§ **Required task**: Exact repetition is required: output every record in full.

§ **The data**:
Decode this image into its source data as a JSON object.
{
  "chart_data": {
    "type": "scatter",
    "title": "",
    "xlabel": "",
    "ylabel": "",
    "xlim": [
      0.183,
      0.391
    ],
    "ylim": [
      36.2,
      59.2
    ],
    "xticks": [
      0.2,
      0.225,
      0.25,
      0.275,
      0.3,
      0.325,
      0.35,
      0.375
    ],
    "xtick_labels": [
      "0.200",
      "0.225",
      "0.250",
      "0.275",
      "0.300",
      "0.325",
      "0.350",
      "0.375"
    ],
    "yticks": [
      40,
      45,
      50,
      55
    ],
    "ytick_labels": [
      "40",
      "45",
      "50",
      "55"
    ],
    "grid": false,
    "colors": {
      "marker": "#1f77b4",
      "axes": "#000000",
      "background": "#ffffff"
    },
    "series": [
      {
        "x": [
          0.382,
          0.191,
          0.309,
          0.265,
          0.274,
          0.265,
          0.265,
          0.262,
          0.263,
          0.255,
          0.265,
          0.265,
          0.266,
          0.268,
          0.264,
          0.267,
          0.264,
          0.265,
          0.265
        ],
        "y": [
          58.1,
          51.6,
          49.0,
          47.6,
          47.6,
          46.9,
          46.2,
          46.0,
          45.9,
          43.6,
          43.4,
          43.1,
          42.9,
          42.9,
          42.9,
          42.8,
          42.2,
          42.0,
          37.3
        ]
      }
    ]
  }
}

§ **Reply to the task**:
Decode this image into its source data as a JSON object.
{
  "chart_data": {
    "type": "scatter",
    "title": "",
    "xlabel": "",
    "ylabel": "",
    "xlim": [
      0.183,
      0.391
    ],
    "ylim": [
      36.2,
      59.2
    ],
    "xticks": [
      0.2,
      0.225,
      0.25,
      0.275,
      0.3,
      0.325,
      0.35,
      0.375
    ],
    "xtick_labels": [
      "0.200",
      "0.225",
      "0.250",
      "0.275",
      "0.300",
      "0.325",
      "0.350",
      "0.375"
    ],
    "yticks": [
      40,
      45,
      50,
      55
    ],
    "ytick_labels": [
      "40",
      "45",
      "50",
      "55"
    ],
    "grid": false,
    "colors": {
      "marker": "#1f77b4",
      "axes": "#000000",
      "background": "#ffffff"
    },
    "series": [
      {
        "x": [
          0.382,
          0.191,
          0.309,
          0.265,
          0.274,
          0.265,
          0.265,
          0.262,
          0.263,
          0.255,
          0.265,
          0.265,
          0.266,
          0.268,
          0.264,
          0.267,
          0.264,
          0.265,
          0.265
        ],
        "y": [
          58.1,
          51.6,
          49.0,
          47.6,
          47.6,
          46.9,
          46.2,
          46.0,
          45.9,
          43.6,
          43.4,
          43.1,
          42.9,
          42.9,
          42.9,
          42.8,
          42.2,
          42.0,
          37.3
        ]
      }
    ]
  }
}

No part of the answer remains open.